What is asked =>
Find and copy every line in the records that includes the string "text".

Data entries

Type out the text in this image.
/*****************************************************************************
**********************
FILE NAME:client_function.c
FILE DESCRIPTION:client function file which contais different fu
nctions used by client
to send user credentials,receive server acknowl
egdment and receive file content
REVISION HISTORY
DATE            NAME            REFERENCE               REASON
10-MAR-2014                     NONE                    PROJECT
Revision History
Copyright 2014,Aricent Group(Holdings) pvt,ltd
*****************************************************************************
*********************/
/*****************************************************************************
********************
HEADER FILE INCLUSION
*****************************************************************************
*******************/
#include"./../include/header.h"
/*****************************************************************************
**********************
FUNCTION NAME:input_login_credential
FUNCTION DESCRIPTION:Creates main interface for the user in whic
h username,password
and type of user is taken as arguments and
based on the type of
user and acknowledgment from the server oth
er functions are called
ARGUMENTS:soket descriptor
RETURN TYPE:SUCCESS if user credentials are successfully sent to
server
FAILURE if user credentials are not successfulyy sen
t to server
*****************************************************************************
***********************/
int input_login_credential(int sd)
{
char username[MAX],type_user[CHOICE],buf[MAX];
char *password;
...
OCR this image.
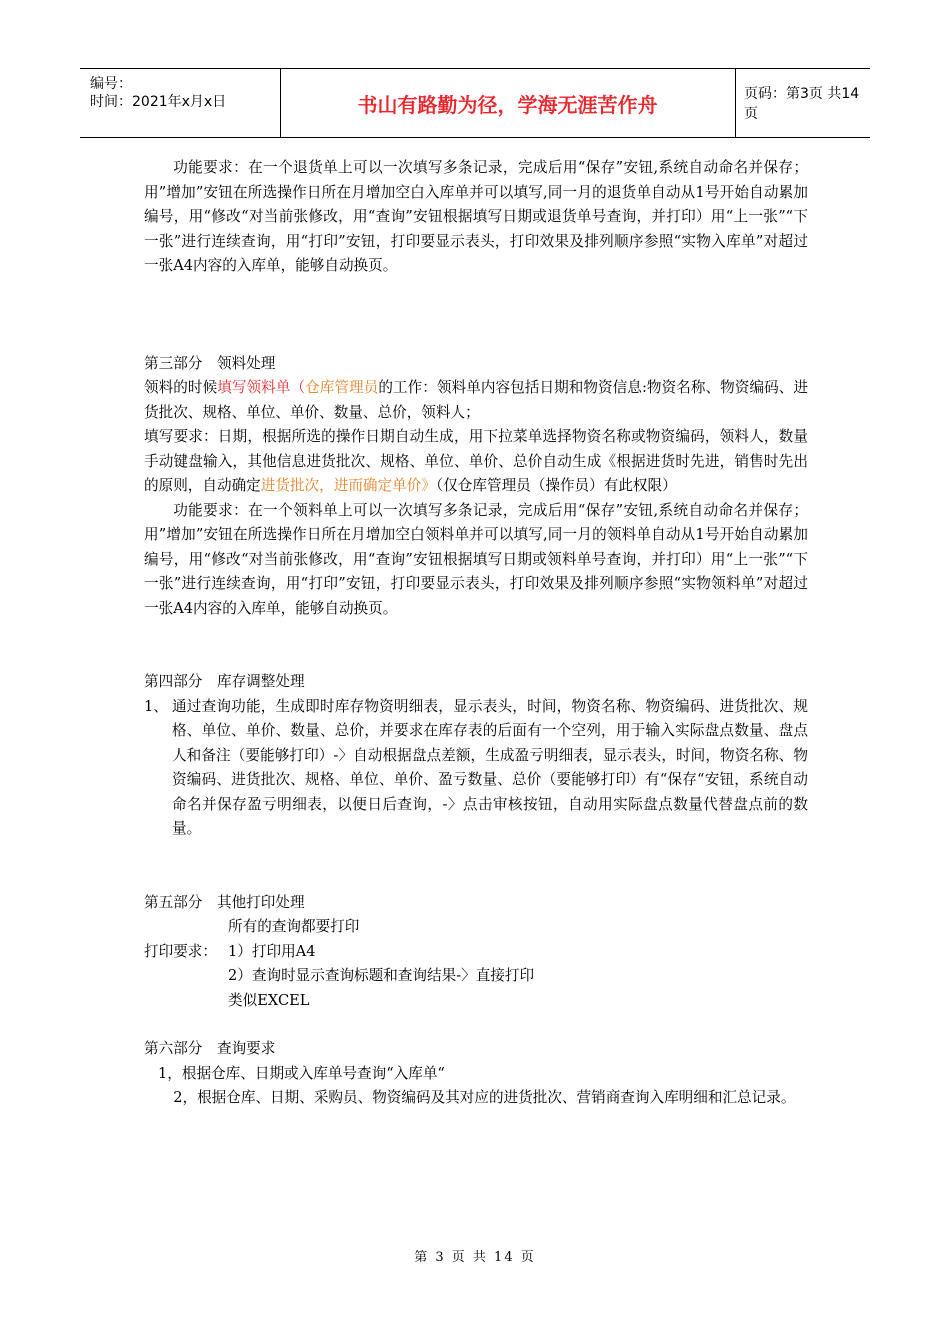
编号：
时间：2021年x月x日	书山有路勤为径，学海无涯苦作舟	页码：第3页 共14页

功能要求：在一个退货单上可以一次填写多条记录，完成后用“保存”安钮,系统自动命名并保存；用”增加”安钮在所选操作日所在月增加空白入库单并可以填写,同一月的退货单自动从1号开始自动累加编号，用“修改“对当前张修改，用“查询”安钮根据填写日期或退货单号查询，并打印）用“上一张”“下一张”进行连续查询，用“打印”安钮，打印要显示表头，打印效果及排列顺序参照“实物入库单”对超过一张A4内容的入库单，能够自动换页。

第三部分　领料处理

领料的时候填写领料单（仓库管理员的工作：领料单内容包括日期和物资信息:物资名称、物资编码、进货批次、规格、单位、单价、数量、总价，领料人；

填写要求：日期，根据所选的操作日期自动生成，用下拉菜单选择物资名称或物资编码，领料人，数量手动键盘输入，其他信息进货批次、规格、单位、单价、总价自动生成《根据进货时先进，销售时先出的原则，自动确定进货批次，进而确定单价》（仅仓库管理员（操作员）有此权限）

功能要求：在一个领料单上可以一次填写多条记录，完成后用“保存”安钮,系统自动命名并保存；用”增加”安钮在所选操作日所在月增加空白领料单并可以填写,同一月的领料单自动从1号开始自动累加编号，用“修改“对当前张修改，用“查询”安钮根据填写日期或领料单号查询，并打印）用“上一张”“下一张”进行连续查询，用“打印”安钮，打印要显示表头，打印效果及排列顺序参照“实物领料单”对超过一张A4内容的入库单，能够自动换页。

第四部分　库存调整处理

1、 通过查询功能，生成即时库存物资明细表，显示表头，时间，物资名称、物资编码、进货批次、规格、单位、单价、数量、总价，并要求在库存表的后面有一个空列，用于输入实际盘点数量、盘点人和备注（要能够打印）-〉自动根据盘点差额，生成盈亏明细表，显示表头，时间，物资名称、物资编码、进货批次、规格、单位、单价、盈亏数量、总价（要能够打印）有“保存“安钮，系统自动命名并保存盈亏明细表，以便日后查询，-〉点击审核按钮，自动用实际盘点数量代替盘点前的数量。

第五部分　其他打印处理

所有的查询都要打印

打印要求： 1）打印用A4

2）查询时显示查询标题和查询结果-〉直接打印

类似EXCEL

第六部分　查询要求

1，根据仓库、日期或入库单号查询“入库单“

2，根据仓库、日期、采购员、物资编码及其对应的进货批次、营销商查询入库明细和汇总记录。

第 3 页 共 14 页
==
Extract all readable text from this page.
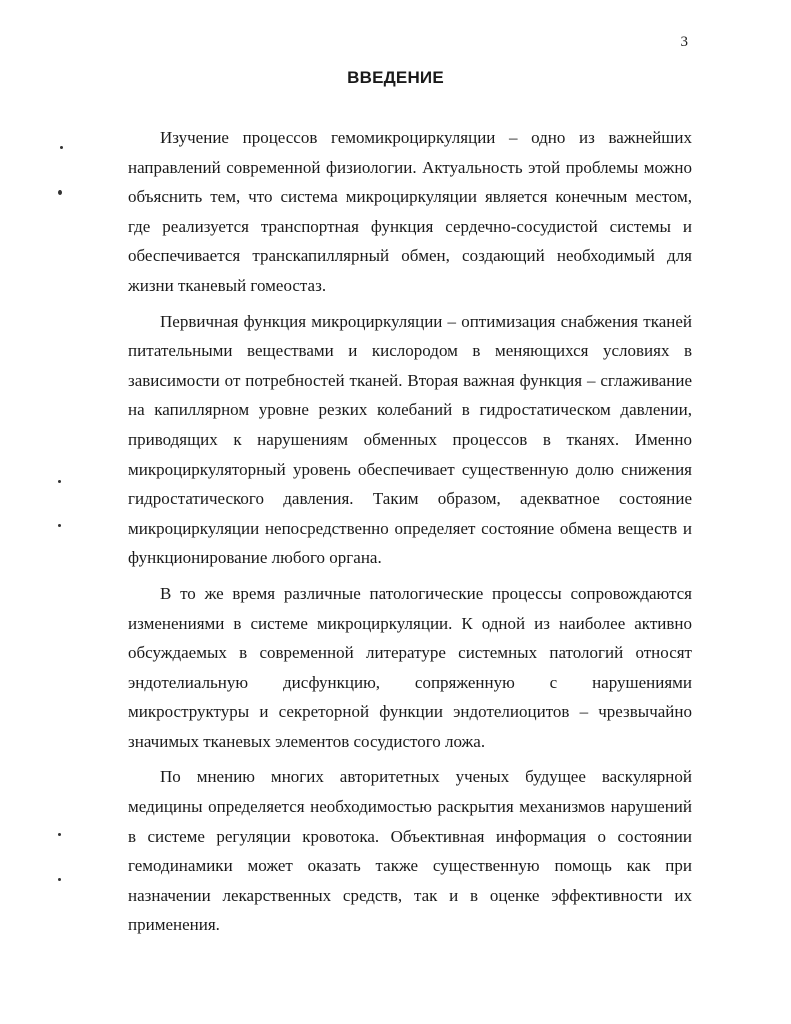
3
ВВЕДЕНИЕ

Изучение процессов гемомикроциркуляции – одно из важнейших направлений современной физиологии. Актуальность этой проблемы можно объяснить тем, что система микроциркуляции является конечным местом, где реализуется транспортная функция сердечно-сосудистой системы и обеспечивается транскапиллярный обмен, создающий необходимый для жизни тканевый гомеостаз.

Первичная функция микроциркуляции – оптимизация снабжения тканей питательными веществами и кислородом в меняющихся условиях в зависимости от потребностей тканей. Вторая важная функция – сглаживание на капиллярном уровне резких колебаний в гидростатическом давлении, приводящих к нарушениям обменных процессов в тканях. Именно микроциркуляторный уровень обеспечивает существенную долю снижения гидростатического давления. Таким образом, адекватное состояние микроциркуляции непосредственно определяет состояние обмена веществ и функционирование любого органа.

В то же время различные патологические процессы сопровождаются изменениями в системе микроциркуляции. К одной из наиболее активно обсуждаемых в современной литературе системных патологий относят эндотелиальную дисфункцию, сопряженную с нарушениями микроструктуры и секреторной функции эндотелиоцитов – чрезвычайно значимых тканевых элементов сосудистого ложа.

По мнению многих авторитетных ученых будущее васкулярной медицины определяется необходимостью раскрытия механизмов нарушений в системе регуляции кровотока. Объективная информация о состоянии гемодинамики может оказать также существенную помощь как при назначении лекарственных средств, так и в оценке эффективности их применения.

Exercise answer =>
Type out the text in this image.
Extract all readable text from this page.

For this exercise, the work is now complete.